Give the material again in full, matching it exactly.

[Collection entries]

----------------------------------------

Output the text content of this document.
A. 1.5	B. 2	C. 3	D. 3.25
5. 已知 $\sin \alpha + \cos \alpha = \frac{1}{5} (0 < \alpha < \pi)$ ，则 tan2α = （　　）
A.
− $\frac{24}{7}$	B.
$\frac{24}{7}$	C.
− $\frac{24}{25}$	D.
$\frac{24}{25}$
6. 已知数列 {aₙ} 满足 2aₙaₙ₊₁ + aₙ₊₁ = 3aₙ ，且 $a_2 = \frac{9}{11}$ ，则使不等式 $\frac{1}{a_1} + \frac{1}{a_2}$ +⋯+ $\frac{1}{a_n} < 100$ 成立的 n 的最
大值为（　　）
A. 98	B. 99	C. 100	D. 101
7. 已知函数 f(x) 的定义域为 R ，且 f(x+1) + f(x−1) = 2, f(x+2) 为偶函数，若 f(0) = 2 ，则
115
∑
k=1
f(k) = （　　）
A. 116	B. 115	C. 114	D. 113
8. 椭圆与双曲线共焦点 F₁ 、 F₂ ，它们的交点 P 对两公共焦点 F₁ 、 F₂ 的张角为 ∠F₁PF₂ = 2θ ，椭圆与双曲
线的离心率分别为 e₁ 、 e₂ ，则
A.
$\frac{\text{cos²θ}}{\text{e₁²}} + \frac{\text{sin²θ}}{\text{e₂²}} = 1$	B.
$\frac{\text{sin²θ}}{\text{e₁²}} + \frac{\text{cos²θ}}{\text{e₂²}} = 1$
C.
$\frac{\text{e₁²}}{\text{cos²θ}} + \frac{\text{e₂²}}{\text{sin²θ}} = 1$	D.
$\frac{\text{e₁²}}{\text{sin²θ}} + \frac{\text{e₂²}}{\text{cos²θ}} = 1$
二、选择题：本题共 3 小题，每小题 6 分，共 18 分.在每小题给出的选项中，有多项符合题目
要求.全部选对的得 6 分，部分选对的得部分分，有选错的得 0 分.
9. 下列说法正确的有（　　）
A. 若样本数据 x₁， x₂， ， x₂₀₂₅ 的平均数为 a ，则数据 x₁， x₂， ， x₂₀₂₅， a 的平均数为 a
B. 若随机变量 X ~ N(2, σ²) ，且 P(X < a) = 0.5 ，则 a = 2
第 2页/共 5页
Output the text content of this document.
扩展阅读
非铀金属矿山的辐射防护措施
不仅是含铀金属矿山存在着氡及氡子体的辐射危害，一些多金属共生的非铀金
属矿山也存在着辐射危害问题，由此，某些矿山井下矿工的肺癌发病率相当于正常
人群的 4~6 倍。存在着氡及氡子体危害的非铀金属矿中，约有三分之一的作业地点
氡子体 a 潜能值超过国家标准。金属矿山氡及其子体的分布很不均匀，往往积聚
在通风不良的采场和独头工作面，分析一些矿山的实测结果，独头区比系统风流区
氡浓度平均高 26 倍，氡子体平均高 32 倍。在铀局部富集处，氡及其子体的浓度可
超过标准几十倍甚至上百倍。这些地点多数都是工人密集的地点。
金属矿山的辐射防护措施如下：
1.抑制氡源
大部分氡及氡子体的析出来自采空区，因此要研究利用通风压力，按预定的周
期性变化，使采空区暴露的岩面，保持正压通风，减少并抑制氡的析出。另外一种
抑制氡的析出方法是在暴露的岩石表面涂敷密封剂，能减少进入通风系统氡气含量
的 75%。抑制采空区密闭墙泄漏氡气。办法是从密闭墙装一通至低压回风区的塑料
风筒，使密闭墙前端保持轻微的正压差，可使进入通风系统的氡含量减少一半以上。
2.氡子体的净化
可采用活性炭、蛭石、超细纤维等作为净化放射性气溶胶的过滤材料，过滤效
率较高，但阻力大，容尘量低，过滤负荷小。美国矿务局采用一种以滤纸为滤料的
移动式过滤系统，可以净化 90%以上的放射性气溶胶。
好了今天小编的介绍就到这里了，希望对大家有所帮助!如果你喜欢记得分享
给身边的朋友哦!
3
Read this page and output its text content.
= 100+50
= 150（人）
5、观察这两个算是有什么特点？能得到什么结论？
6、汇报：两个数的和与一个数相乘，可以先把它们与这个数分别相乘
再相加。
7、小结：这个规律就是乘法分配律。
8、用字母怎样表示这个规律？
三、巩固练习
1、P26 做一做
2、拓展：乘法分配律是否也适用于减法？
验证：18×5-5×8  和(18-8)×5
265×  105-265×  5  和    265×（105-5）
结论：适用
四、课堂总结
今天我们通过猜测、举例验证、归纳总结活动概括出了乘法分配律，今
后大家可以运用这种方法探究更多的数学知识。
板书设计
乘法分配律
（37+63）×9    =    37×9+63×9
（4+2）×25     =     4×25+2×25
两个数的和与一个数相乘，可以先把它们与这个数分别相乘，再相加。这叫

----------------------------------------

Completed task:
Output the text content of this document.
A. 1.5	B. 2	C. 3	D. 3.25
5. 已知 $\sin \alpha + \cos \alpha = \frac{1}{5} (0 < \alpha < \pi)$ ，则 tan2α = （　　）
A.
− $\frac{24}{7}$	B.
$\frac{24}{7}$	C.
− $\frac{24}{25}$	D.
$\frac{24}{25}$
6. 已知数列 {aₙ} 满足 2aₙaₙ₊₁ + aₙ₊₁ = 3aₙ ，且 $a_2 = \frac{9}{11}$ ，则使不等式 $\frac{1}{a_1} + \frac{1}{a_2}$ +⋯+ $\frac{1}{a_n} < 100$ 成立的 n 的最
大值为（　　）
A. 98	B. 99	C. 100	D. 101
7. 已知函数 f(x) 的定义域为 R ，且 f(x+1) + f(x−1) = 2, f(x+2) 为偶函数，若 f(0) = 2 ，则
115
∑
k=1
f(k) = （　　）
A. 116	B. 115	C. 114	D. 113
8. 椭圆与双曲线共焦点 F₁ 、 F₂ ，它们的交点 P 对两公共焦点 F₁ 、 F₂ 的张角为 ∠F₁PF₂ = 2θ ，椭圆与双曲
线的离心率分别为 e₁ 、 e₂ ，则
A.
$\frac{\text{cos²θ}}{\text{e₁²}} + \frac{\text{sin²θ}}{\text{e₂²}} = 1$	B.
$\frac{\text{sin²θ}}{\text{e₁²}} + \frac{\text{cos²θ}}{\text{e₂²}} = 1$
C.
$\frac{\text{e₁²}}{\text{cos²θ}} + \frac{\text{e₂²}}{\text{sin²θ}} = 1$	D.
$\frac{\text{e₁²}}{\text{sin²θ}} + \frac{\text{e₂²}}{\text{cos²θ}} = 1$
二、选择题：本题共 3 小题，每小题 6 分，共 18 分.在每小题给出的选项中，有多项符合题目
要求.全部选对的得 6 分，部分选对的得部分分，有选错的得 0 分.
9. 下列说法正确的有（　　）
A. 若样本数据 x₁， x₂， ， x₂₀₂₅ 的平均数为 a ，则数据 x₁， x₂， ， x₂₀₂₅， a 的平均数为 a
B. 若随机变量 X ~ N(2, σ²) ，且 P(X < a) = 0.5 ，则 a = 2
第 2页/共 5页
Output the text content of this document.
扩展阅读
非铀金属矿山的辐射防护措施
不仅是含铀金属矿山存在着氡及氡子体的辐射危害，一些多金属共生的非铀金
属矿山也存在着辐射危害问题，由此，某些矿山井下矿工的肺癌发病率相当于正常
人群的 4~6 倍。存在着氡及氡子体危害的非铀金属矿中，约有三分之一的作业地点
氡子体 a 潜能值超过国家标准。金属矿山氡及其子体的分布很不均匀，往往积聚
在通风不良的采场和独头工作面，分析一些矿山的实测结果，独头区比系统风流区
氡浓度平均高 26 倍，氡子体平均高 32 倍。在铀局部富集处，氡及其子体的浓度可
超过标准几十倍甚至上百倍。这些地点多数都是工人密集的地点。
金属矿山的辐射防护措施如下：
1.抑制氡源
大部分氡及氡子体的析出来自采空区，因此要研究利用通风压力，按预定的周
期性变化，使采空区暴露的岩面，保持正压通风，减少并抑制氡的析出。另外一种
抑制氡的析出方法是在暴露的岩石表面涂敷密封剂，能减少进入通风系统氡气含量
的 75%。抑制采空区密闭墙泄漏氡气。办法是从密闭墙装一通至低压回风区的塑料
风筒，使密闭墙前端保持轻微的正压差，可使进入通风系统的氡含量减少一半以上。
2.氡子体的净化
可采用活性炭、蛭石、超细纤维等作为净化放射性气溶胶的过滤材料，过滤效
率较高，但阻力大，容尘量低，过滤负荷小。美国矿务局采用一种以滤纸为滤料的
移动式过滤系统，可以净化 90%以上的放射性气溶胶。
好了今天小编的介绍就到这里了，希望对大家有所帮助!如果你喜欢记得分享
给身边的朋友哦!
3
Read this page and output its text content.
= 100+50
= 150（人）
5、观察这两个算是有什么特点？能得到什么结论？
6、汇报：两个数的和与一个数相乘，可以先把它们与这个数分别相乘
再相加。
7、小结：这个规律就是乘法分配律。
8、用字母怎样表示这个规律？
三、巩固练习
1、P26 做一做
2、拓展：乘法分配律是否也适用于减法？
验证：18×5-5×8  和(18-8)×5
265×  105-265×  5  和    265×（105-5）
结论：适用
四、课堂总结
今天我们通过猜测、举例验证、归纳总结活动概括出了乘法分配律，今
后大家可以运用这种方法探究更多的数学知识。
板书设计
乘法分配律
（37+63）×9    =    37×9+63×9
（4+2）×25     =     4×25+2×25
两个数的和与一个数相乘，可以先把它们与这个数分别相乘，再相加。这叫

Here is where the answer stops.